Record set>

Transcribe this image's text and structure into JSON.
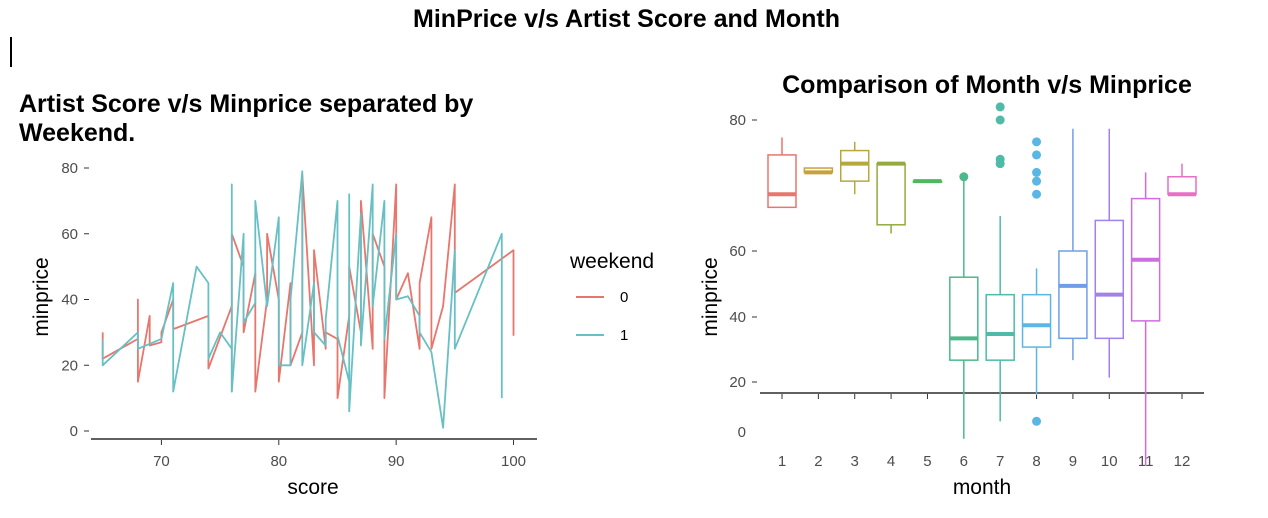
{
  "main_title": "MinPrice v/s Artist Score and Month",
  "chart_data": [
    {
      "type": "line",
      "title": "Artist Score v/s Minprice separated by Weekend.",
      "xlabel": "score",
      "ylabel": "minprice",
      "xlim": [
        64,
        102
      ],
      "ylim": [
        -2,
        81
      ],
      "x_ticks": [
        70,
        80,
        90,
        100
      ],
      "y_ticks": [
        0,
        20,
        40,
        60,
        80
      ],
      "grid": false,
      "legend": {
        "title": "weekend",
        "position": "right"
      },
      "series": [
        {
          "name": "0",
          "color": "#E7766C",
          "x": [
            65,
            65,
            68,
            68,
            68,
            69,
            69,
            70,
            70,
            71,
            71,
            74,
            74,
            76,
            76,
            76,
            77,
            77,
            78,
            78,
            79,
            79,
            80,
            80,
            81,
            81,
            82,
            82,
            83,
            83,
            84,
            84,
            85,
            85,
            86,
            86,
            87,
            87,
            88,
            88,
            89,
            89,
            90,
            90,
            91,
            92,
            92,
            93,
            93,
            94,
            95,
            95,
            100,
            100,
            100
          ],
          "y": [
            30,
            22,
            28,
            40,
            15,
            35,
            26,
            27,
            30,
            40,
            31,
            35,
            19,
            38,
            12,
            60,
            50,
            30,
            48,
            12,
            40,
            60,
            40,
            15,
            45,
            20,
            30,
            78,
            20,
            55,
            25,
            30,
            28,
            10,
            35,
            50,
            30,
            70,
            25,
            60,
            50,
            10,
            75,
            40,
            48,
            25,
            45,
            65,
            25,
            38,
            75,
            42,
            55,
            30,
            29
          ]
        },
        {
          "name": "1",
          "color": "#67C0C4",
          "x": [
            65,
            65,
            68,
            68,
            70,
            71,
            71,
            71,
            73,
            74,
            74,
            75,
            76,
            76,
            76,
            77,
            77,
            78,
            78,
            79,
            80,
            80,
            81,
            81,
            82,
            82,
            83,
            83,
            84,
            84,
            85,
            85,
            86,
            86,
            86,
            87,
            87,
            88,
            88,
            89,
            89,
            90,
            90,
            91,
            92,
            92,
            93,
            94,
            95,
            95,
            99,
            99
          ],
          "y": [
            28,
            20,
            30,
            25,
            28,
            45,
            35,
            12,
            50,
            45,
            22,
            30,
            25,
            75,
            12,
            60,
            33,
            39,
            70,
            38,
            65,
            20,
            20,
            40,
            79,
            20,
            45,
            30,
            26,
            34,
            70,
            29,
            15,
            72,
            6,
            66,
            26,
            75,
            38,
            70,
            28,
            60,
            40,
            41,
            35,
            30,
            24,
            1,
            55,
            25,
            60,
            10
          ]
        }
      ]
    },
    {
      "type": "box",
      "title": "Comparison of Month v/s Minprice",
      "xlabel": "month",
      "ylabel": "minprice",
      "ylim": [
        -3,
        83
      ],
      "y_ticks": [
        0,
        20,
        40,
        60,
        80
      ],
      "categories": [
        "1",
        "2",
        "3",
        "4",
        "5",
        "6",
        "7",
        "8",
        "9",
        "10",
        "11",
        "12"
      ],
      "boxes": [
        {
          "month": "1",
          "color": "#E7766C",
          "min": 60,
          "q1": 60,
          "median": 63,
          "q3": 72,
          "max": 76,
          "outliers": []
        },
        {
          "month": "2",
          "color": "#C9A13B",
          "min": 68,
          "q1": 68,
          "median": 68,
          "q3": 69,
          "max": 69,
          "outliers": []
        },
        {
          "month": "3",
          "color": "#B5A83D",
          "min": 63,
          "q1": 66,
          "median": 70,
          "q3": 73,
          "max": 75,
          "outliers": []
        },
        {
          "month": "4",
          "color": "#93AA3F",
          "min": 54,
          "q1": 56,
          "median": 70,
          "q3": 70,
          "max": 70,
          "outliers": []
        },
        {
          "month": "5",
          "color": "#4DB85F",
          "min": 66,
          "q1": 66,
          "median": 66,
          "q3": 66,
          "max": 66,
          "outliers": []
        },
        {
          "month": "6",
          "color": "#4DB88A",
          "min": 7,
          "q1": 25,
          "median": 30,
          "q3": 44,
          "max": 67,
          "outliers": [
            67
          ]
        },
        {
          "month": "7",
          "color": "#4DBBA8",
          "min": 11,
          "q1": 25,
          "median": 31,
          "q3": 40,
          "max": 58,
          "outliers": [
            83,
            80,
            70,
            71
          ]
        },
        {
          "month": "8",
          "color": "#5CB6E3",
          "min": 17,
          "q1": 28,
          "median": 33,
          "q3": 40,
          "max": 46,
          "outliers": [
            11,
            75,
            72,
            68,
            66,
            63
          ]
        },
        {
          "month": "9",
          "color": "#6F9EE8",
          "min": 25,
          "q1": 30,
          "median": 42,
          "q3": 50,
          "max": 78,
          "outliers": []
        },
        {
          "month": "10",
          "color": "#A281E8",
          "min": 21,
          "q1": 30,
          "median": 40,
          "q3": 57,
          "max": 78,
          "outliers": []
        },
        {
          "month": "11",
          "color": "#CD6EE0",
          "min": 1,
          "q1": 34,
          "median": 48,
          "q3": 62,
          "max": 68,
          "outliers": []
        },
        {
          "month": "12",
          "color": "#E76FC6",
          "min": 63,
          "q1": 63,
          "median": 63,
          "q3": 67,
          "max": 70,
          "outliers": []
        }
      ]
    }
  ]
}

Task instructions> Reproduce the records verbatim, omitting all images they contain.

Solution to this problem>
Transcribe this image's text and structure into JSON.
{
  "main_title": "MinPrice v/s Artist Score and Month",
  "chart_data": [
    {
      "type": "line",
      "title": "Artist Score v/s Minprice separated by Weekend.",
      "xlabel": "score",
      "ylabel": "minprice",
      "xlim": [
        64,
        102
      ],
      "ylim": [
        -2,
        81
      ],
      "x_ticks": [
        70,
        80,
        90,
        100
      ],
      "y_ticks": [
        0,
        20,
        40,
        60,
        80
      ],
      "grid": false,
      "legend": {
        "title": "weekend",
        "position": "right"
      },
      "series": [
        {
          "name": "0",
          "color": "#E7766C",
          "x": [
            65,
            65,
            68,
            68,
            68,
            69,
            69,
            70,
            70,
            71,
            71,
            74,
            74,
            76,
            76,
            76,
            77,
            77,
            78,
            78,
            79,
            79,
            80,
            80,
            81,
            81,
            82,
            82,
            83,
            83,
            84,
            84,
            85,
            85,
            86,
            86,
            87,
            87,
            88,
            88,
            89,
            89,
            90,
            90,
            91,
            92,
            92,
            93,
            93,
            94,
            95,
            95,
            100,
            100,
            100
          ],
          "y": [
            30,
            22,
            28,
            40,
            15,
            35,
            26,
            27,
            30,
            40,
            31,
            35,
            19,
            38,
            12,
            60,
            50,
            30,
            48,
            12,
            40,
            60,
            40,
            15,
            45,
            20,
            30,
            78,
            20,
            55,
            25,
            30,
            28,
            10,
            35,
            50,
            30,
            70,
            25,
            60,
            50,
            10,
            75,
            40,
            48,
            25,
            45,
            65,
            25,
            38,
            75,
            42,
            55,
            30,
            29
          ]
        },
        {
          "name": "1",
          "color": "#67C0C4",
          "x": [
            65,
            65,
            68,
            68,
            70,
            71,
            71,
            71,
            73,
            74,
            74,
            75,
            76,
            76,
            76,
            77,
            77,
            78,
            78,
            79,
            80,
            80,
            81,
            81,
            82,
            82,
            83,
            83,
            84,
            84,
            85,
            85,
            86,
            86,
            86,
            87,
            87,
            88,
            88,
            89,
            89,
            90,
            90,
            91,
            92,
            92,
            93,
            94,
            95,
            95,
            99,
            99
          ],
          "y": [
            28,
            20,
            30,
            25,
            28,
            45,
            35,
            12,
            50,
            45,
            22,
            30,
            25,
            75,
            12,
            60,
            33,
            39,
            70,
            38,
            65,
            20,
            20,
            40,
            79,
            20,
            45,
            30,
            26,
            34,
            70,
            29,
            15,
            72,
            6,
            66,
            26,
            75,
            38,
            70,
            28,
            60,
            40,
            41,
            35,
            30,
            24,
            1,
            55,
            25,
            60,
            10
          ]
        }
      ]
    },
    {
      "type": "box",
      "title": "Comparison of Month v/s Minprice",
      "xlabel": "month",
      "ylabel": "minprice",
      "ylim": [
        -3,
        83
      ],
      "y_ticks": [
        0,
        20,
        40,
        60,
        80
      ],
      "categories": [
        "1",
        "2",
        "3",
        "4",
        "5",
        "6",
        "7",
        "8",
        "9",
        "10",
        "11",
        "12"
      ],
      "boxes": [
        {
          "month": "1",
          "color": "#E7766C",
          "min": 60,
          "q1": 60,
          "median": 63,
          "q3": 72,
          "max": 76,
          "outliers": []
        },
        {
          "month": "2",
          "color": "#C9A13B",
          "min": 68,
          "q1": 68,
          "median": 68,
          "q3": 69,
          "max": 69,
          "outliers": []
        },
        {
          "month": "3",
          "color": "#B5A83D",
          "min": 63,
          "q1": 66,
          "median": 70,
          "q3": 73,
          "max": 75,
          "outliers": []
        },
        {
          "month": "4",
          "color": "#93AA3F",
          "min": 54,
          "q1": 56,
          "median": 70,
          "q3": 70,
          "max": 70,
          "outliers": []
        },
        {
          "month": "5",
          "color": "#4DB85F",
          "min": 66,
          "q1": 66,
          "median": 66,
          "q3": 66,
          "max": 66,
          "outliers": []
        },
        {
          "month": "6",
          "color": "#4DB88A",
          "min": 7,
          "q1": 25,
          "median": 30,
          "q3": 44,
          "max": 67,
          "outliers": [
            67
          ]
        },
        {
          "month": "7",
          "color": "#4DBBA8",
          "min": 11,
          "q1": 25,
          "median": 31,
          "q3": 40,
          "max": 58,
          "outliers": [
            83,
            80,
            70,
            71
          ]
        },
        {
          "month": "8",
          "color": "#5CB6E3",
          "min": 17,
          "q1": 28,
          "median": 33,
          "q3": 40,
          "max": 46,
          "outliers": [
            11,
            75,
            72,
            68,
            66,
            63
          ]
        },
        {
          "month": "9",
          "color": "#6F9EE8",
          "min": 25,
          "q1": 30,
          "median": 42,
          "q3": 50,
          "max": 78,
          "outliers": []
        },
        {
          "month": "10",
          "color": "#A281E8",
          "min": 21,
          "q1": 30,
          "median": 40,
          "q3": 57,
          "max": 78,
          "outliers": []
        },
        {
          "month": "11",
          "color": "#CD6EE0",
          "min": 1,
          "q1": 34,
          "median": 48,
          "q3": 62,
          "max": 68,
          "outliers": []
        },
        {
          "month": "12",
          "color": "#E76FC6",
          "min": 63,
          "q1": 63,
          "median": 63,
          "q3": 67,
          "max": 70,
          "outliers": []
        }
      ]
    }
  ]
}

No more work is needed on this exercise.